* begin ENTRIES SUPPLIED *
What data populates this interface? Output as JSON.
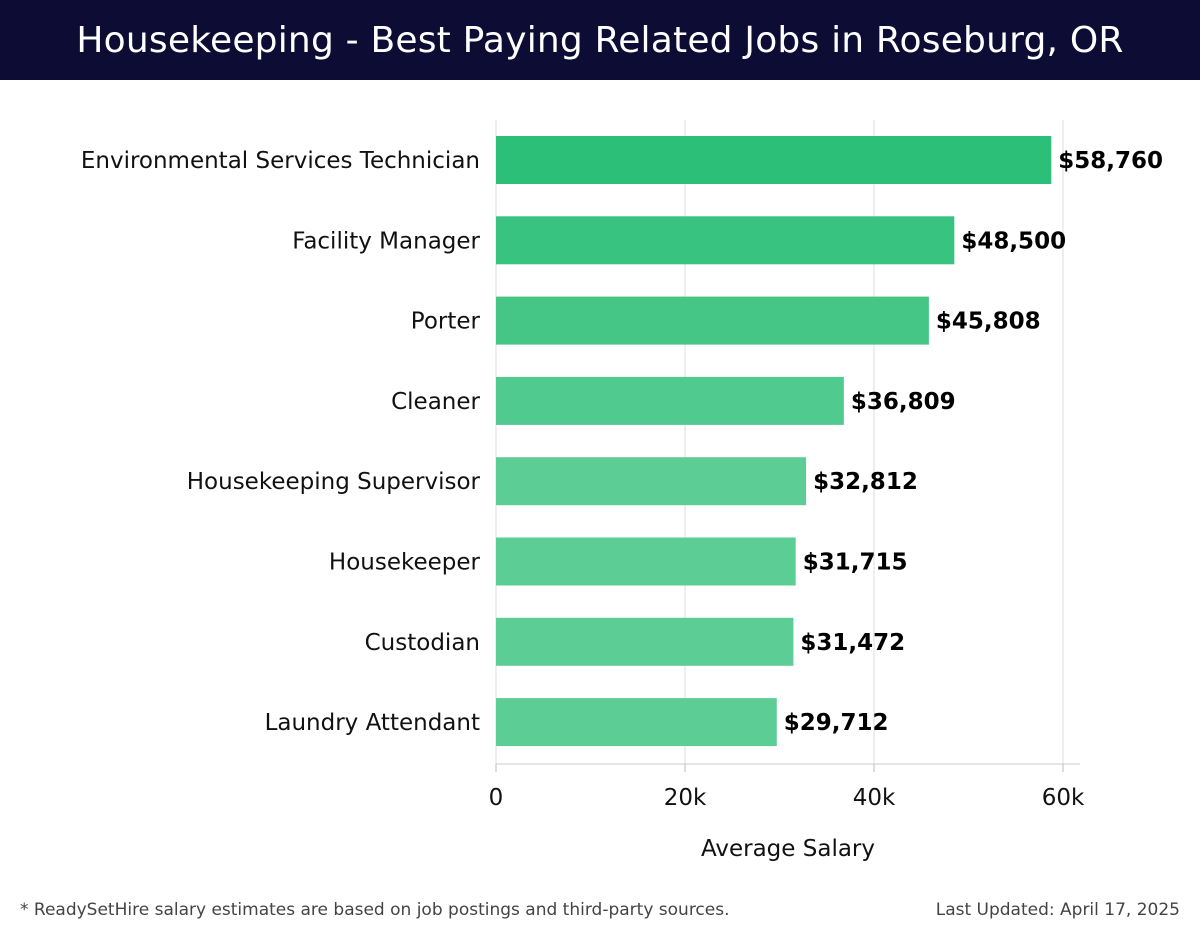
{
  "header": {
    "title": "Housekeeping - Best Paying Related Jobs in Roseburg, OR"
  },
  "chart_data": {
    "type": "bar",
    "orientation": "horizontal",
    "categories": [
      "Environmental Services Technician",
      "Facility Manager",
      "Porter",
      "Cleaner",
      "Housekeeping Supervisor",
      "Housekeeper",
      "Custodian",
      "Laundry Attendant"
    ],
    "values": [
      58760,
      48500,
      45808,
      36809,
      32812,
      31715,
      31472,
      29712
    ],
    "value_labels": [
      "$58,760",
      "$48,500",
      "$45,808",
      "$36,809",
      "$32,812",
      "$31,715",
      "$31,472",
      "$29,712"
    ],
    "xlabel": "Average Salary",
    "ylabel": "",
    "xlim": [
      0,
      62000
    ],
    "ticks": [
      0,
      20000,
      40000,
      60000
    ],
    "tick_labels": [
      "0",
      "20k",
      "40k",
      "60k"
    ],
    "grid": true,
    "bar_color_top": "#2cbf78",
    "bar_color_bottom": "#5dcd96"
  },
  "footer": {
    "note": "* ReadySetHire salary estimates are based on job postings and third-party sources.",
    "updated": "Last Updated: April 17, 2025"
  },
  "colors": {
    "header_bg": "#0c0c35",
    "grid": "#dddddd"
  }
}
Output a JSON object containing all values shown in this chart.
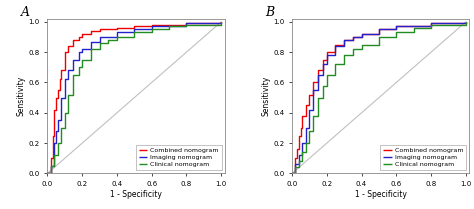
{
  "title_A": "A",
  "title_B": "B",
  "xlabel": "1 - Specificity",
  "ylabel": "Sensitivity",
  "xlim": [
    0.0,
    1.02
  ],
  "ylim": [
    0.0,
    1.02
  ],
  "xticks": [
    0.0,
    0.2,
    0.4,
    0.6,
    0.8,
    1.0
  ],
  "yticks": [
    0.0,
    0.2,
    0.4,
    0.6,
    0.8,
    1.0
  ],
  "xtick_labels": [
    "0.0",
    "0.2",
    "0.4",
    "0.6",
    "0.8",
    "1.0"
  ],
  "ytick_labels": [
    "0.0",
    "0.2",
    "0.4",
    "0.6",
    "0.8",
    "1.0"
  ],
  "colors": {
    "combined": "#EE0000",
    "imaging": "#2222CC",
    "clinical": "#228B22"
  },
  "legend_labels": [
    "Combined nomogram",
    "Imaging nomogram",
    "Clinical nomogram"
  ],
  "background": "#ffffff",
  "linewidth": 1.0,
  "diag_color": "#c0c0c0",
  "spine_color": "#888888"
}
* end ENTRIES SUPPLIED *
_PROBLEM REQUIREMENTS:_ Without the pictures, restate all of the entries above verbatim.

_WRITTEN RESPONSE:_
What data populates this interface? Output as JSON.
{
  "header": {
    "title": "Housekeeping - Best Paying Related Jobs in Roseburg, OR"
  },
  "chart_data": {
    "type": "bar",
    "orientation": "horizontal",
    "categories": [
      "Environmental Services Technician",
      "Facility Manager",
      "Porter",
      "Cleaner",
      "Housekeeping Supervisor",
      "Housekeeper",
      "Custodian",
      "Laundry Attendant"
    ],
    "values": [
      58760,
      48500,
      45808,
      36809,
      32812,
      31715,
      31472,
      29712
    ],
    "value_labels": [
      "$58,760",
      "$48,500",
      "$45,808",
      "$36,809",
      "$32,812",
      "$31,715",
      "$31,472",
      "$29,712"
    ],
    "xlabel": "Average Salary",
    "ylabel": "",
    "xlim": [
      0,
      62000
    ],
    "ticks": [
      0,
      20000,
      40000,
      60000
    ],
    "tick_labels": [
      "0",
      "20k",
      "40k",
      "60k"
    ],
    "grid": true,
    "bar_color_top": "#2cbf78",
    "bar_color_bottom": "#5dcd96"
  },
  "footer": {
    "note": "* ReadySetHire salary estimates are based on job postings and third-party sources.",
    "updated": "Last Updated: April 17, 2025"
  },
  "colors": {
    "header_bg": "#0c0c35",
    "grid": "#dddddd"
  }
}
Output a JSON object containing all values shown in this chart.
{
  "title_A": "A",
  "title_B": "B",
  "xlabel": "1 - Specificity",
  "ylabel": "Sensitivity",
  "xlim": [
    0.0,
    1.02
  ],
  "ylim": [
    0.0,
    1.02
  ],
  "xticks": [
    0.0,
    0.2,
    0.4,
    0.6,
    0.8,
    1.0
  ],
  "yticks": [
    0.0,
    0.2,
    0.4,
    0.6,
    0.8,
    1.0
  ],
  "xtick_labels": [
    "0.0",
    "0.2",
    "0.4",
    "0.6",
    "0.8",
    "1.0"
  ],
  "ytick_labels": [
    "0.0",
    "0.2",
    "0.4",
    "0.6",
    "0.8",
    "1.0"
  ],
  "colors": {
    "combined": "#EE0000",
    "imaging": "#2222CC",
    "clinical": "#228B22"
  },
  "legend_labels": [
    "Combined nomogram",
    "Imaging nomogram",
    "Clinical nomogram"
  ],
  "background": "#ffffff",
  "linewidth": 1.0,
  "diag_color": "#c0c0c0",
  "spine_color": "#888888"
}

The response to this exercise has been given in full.